## Short task
Convert each line of the items into a Markdown table with the columns "No." and "Entry," numbering the rows in order and skipping any blank lines.

## Stored data
——

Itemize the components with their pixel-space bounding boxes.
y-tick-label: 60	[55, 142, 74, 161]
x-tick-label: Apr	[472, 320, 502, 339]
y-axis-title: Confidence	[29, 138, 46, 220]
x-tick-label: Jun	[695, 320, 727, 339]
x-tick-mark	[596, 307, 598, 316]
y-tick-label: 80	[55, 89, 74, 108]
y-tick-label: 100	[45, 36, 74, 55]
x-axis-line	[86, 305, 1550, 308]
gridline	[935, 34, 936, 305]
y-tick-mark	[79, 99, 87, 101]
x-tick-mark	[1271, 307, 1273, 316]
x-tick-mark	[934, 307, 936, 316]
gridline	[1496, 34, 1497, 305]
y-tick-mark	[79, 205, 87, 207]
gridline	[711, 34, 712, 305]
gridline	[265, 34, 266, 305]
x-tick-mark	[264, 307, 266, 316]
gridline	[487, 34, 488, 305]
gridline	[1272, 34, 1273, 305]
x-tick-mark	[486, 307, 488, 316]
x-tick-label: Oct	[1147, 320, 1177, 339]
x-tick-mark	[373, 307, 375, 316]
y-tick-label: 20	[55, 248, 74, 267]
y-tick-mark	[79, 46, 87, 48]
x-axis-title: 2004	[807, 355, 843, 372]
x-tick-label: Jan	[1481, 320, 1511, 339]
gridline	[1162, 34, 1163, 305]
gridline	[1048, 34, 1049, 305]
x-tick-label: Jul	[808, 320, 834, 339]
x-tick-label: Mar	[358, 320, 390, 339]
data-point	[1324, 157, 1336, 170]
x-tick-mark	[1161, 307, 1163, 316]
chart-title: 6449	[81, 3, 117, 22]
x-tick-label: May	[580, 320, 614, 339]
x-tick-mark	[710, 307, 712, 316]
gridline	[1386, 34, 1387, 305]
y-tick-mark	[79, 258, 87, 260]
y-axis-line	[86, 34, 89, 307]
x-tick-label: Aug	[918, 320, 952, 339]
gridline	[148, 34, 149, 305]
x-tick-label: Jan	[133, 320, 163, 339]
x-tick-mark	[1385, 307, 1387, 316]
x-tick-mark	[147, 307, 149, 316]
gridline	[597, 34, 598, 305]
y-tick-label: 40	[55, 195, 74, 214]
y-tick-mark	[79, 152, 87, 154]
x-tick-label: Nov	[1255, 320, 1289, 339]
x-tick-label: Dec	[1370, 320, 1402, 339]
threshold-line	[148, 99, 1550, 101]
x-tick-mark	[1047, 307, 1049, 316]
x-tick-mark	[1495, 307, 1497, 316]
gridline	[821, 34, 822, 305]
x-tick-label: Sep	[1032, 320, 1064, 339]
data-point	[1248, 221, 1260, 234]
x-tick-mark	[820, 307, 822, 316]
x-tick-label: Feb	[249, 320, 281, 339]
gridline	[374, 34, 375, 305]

——

## Response below
| No. | Entry |
|---|---|
| 1 | Itemize the components with their pixel-space bounding boxes. |
| 2 | y-tick-label: 60	[55, 142, 74, 161] |
| 3 | x-tick-label: Apr	[472, 320, 502, 339] |
| 4 | y-axis-title: Confidence	[29, 138, 46, 220] |
| 5 | x-tick-label: Jun	[695, 320, 727, 339] |
| 6 | x-tick-mark	[596, 307, 598, 316] |
| 7 | y-tick-label: 80	[55, 89, 74, 108] |
| 8 | y-tick-label: 100	[45, 36, 74, 55] |
| 9 | x-axis-line	[86, 305, 1550, 308] |
| 10 | gridline	[935, 34, 936, 305] |
| 11 | y-tick-mark	[79, 99, 87, 101] |
| 12 | x-tick-mark	[1271, 307, 1273, 316] |
| 13 | x-tick-mark	[934, 307, 936, 316] |
| 14 | gridline	[1496, 34, 1497, 305] |
| 15 | y-tick-mark	[79, 205, 87, 207] |
| 16 | gridline	[711, 34, 712, 305] |
| 17 | gridline	[265, 34, 266, 305] |
| 18 | x-tick-mark	[264, 307, 266, 316] |
| 19 | gridline	[487, 34, 488, 305] |
| 20 | gridline	[1272, 34, 1273, 305] |
| 21 | x-tick-mark	[486, 307, 488, 316] |
| 22 | x-tick-label: Oct	[1147, 320, 1177, 339] |
| 23 | x-tick-mark	[373, 307, 375, 316] |
| 24 | y-tick-label: 20	[55, 248, 74, 267] |
| 25 | y-tick-mark	[79, 46, 87, 48] |
| 26 | x-axis-title: 2004	[807, 355, 843, 372] |
| 27 | x-tick-label: Jan	[1481, 320, 1511, 339] |
| 28 | gridline	[1162, 34, 1163, 305] |
| 29 | gridline	[1048, 34, 1049, 305] |
| 30 | x-tick-label: Jul	[808, 320, 834, 339] |
| 31 | x-tick-label: Mar	[358, 320, 390, 339] |
| 32 | data-point	[1324, 157, 1336, 170] |
| 33 | x-tick-mark	[1161, 307, 1163, 316] |
| 34 | chart-title: 6449	[81, 3, 117, 22] |
| 35 | x-tick-label: May	[580, 320, 614, 339] |
| 36 | x-tick-mark	[710, 307, 712, 316] |
| 37 | gridline	[1386, 34, 1387, 305] |
| 38 | y-tick-mark	[79, 258, 87, 260] |
| 39 | y-axis-line	[86, 34, 89, 307] |
| 40 | x-tick-label: Aug	[918, 320, 952, 339] |
| 41 | gridline	[148, 34, 149, 305] |
| 42 | x-tick-label: Jan	[133, 320, 163, 339] |
| 43 | x-tick-mark	[1385, 307, 1387, 316] |
| 44 | x-tick-mark	[147, 307, 149, 316] |
| 45 | gridline	[597, 34, 598, 305] |
| 46 | y-tick-label: 40	[55, 195, 74, 214] |
| 47 | y-tick-mark	[79, 152, 87, 154] |
| 48 | x-tick-label: Nov	[1255, 320, 1289, 339] |
| 49 | x-tick-label: Dec	[1370, 320, 1402, 339] |
| 50 | threshold-line	[148, 99, 1550, 101] |
| 51 | x-tick-mark	[1047, 307, 1049, 316] |
| 52 | x-tick-mark	[1495, 307, 1497, 316] |
| 53 | gridline	[821, 34, 822, 305] |
| 54 | x-tick-label: Sep	[1032, 320, 1064, 339] |
| 55 | data-point	[1248, 221, 1260, 234] |
| 56 | x-tick-mark	[820, 307, 822, 316] |
| 57 | x-tick-label: Feb	[249, 320, 281, 339] |
| 58 | gridline	[374, 34, 375, 305] |